[SHORT TASK] Reproduce the listing below word for word, with no pictures.

[Excerpts from a figure dataset]
-- BEGIN --

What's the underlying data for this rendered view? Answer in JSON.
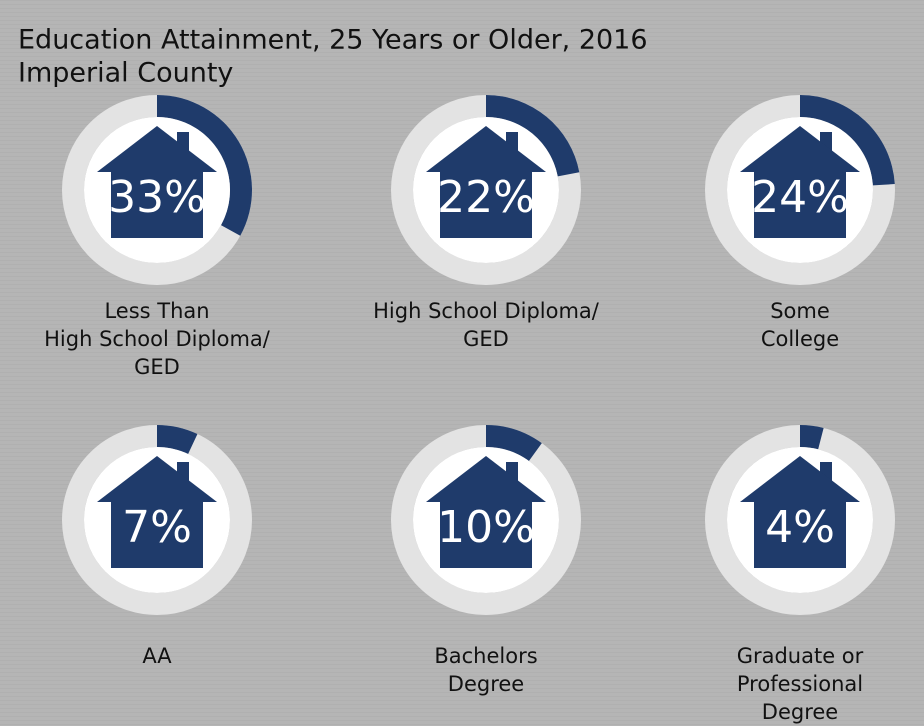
{
  "chart_data": {
    "type": "donut",
    "title": "Education Attainment, 25 Years or Older, 2016",
    "subtitle": "Imperial County",
    "categories": [
      [
        "Less Than",
        "High School Diploma/",
        "GED"
      ],
      [
        "High School Diploma/",
        "GED"
      ],
      [
        "Some",
        "College"
      ],
      [
        "AA"
      ],
      [
        "Bachelors",
        "Degree"
      ],
      [
        "Graduate or",
        "Professional",
        "Degree"
      ]
    ],
    "values": [
      33,
      22,
      24,
      7,
      10,
      4
    ],
    "value_labels": [
      "33%",
      "22%",
      "24%",
      "7%",
      "10%",
      "4%"
    ],
    "color": "#1f3b6b",
    "ring_color": "#e3e3e3"
  }
}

-- END --

[EXPECTED OUTPUT]
What's the underlying data for this rendered view? Answer in JSON.
{
  "chart_data": {
    "type": "donut",
    "title": "Education Attainment, 25 Years or Older, 2016",
    "subtitle": "Imperial County",
    "categories": [
      [
        "Less Than",
        "High School Diploma/",
        "GED"
      ],
      [
        "High School Diploma/",
        "GED"
      ],
      [
        "Some",
        "College"
      ],
      [
        "AA"
      ],
      [
        "Bachelors",
        "Degree"
      ],
      [
        "Graduate or",
        "Professional",
        "Degree"
      ]
    ],
    "values": [
      33,
      22,
      24,
      7,
      10,
      4
    ],
    "value_labels": [
      "33%",
      "22%",
      "24%",
      "7%",
      "10%",
      "4%"
    ],
    "color": "#1f3b6b",
    "ring_color": "#e3e3e3"
  }
}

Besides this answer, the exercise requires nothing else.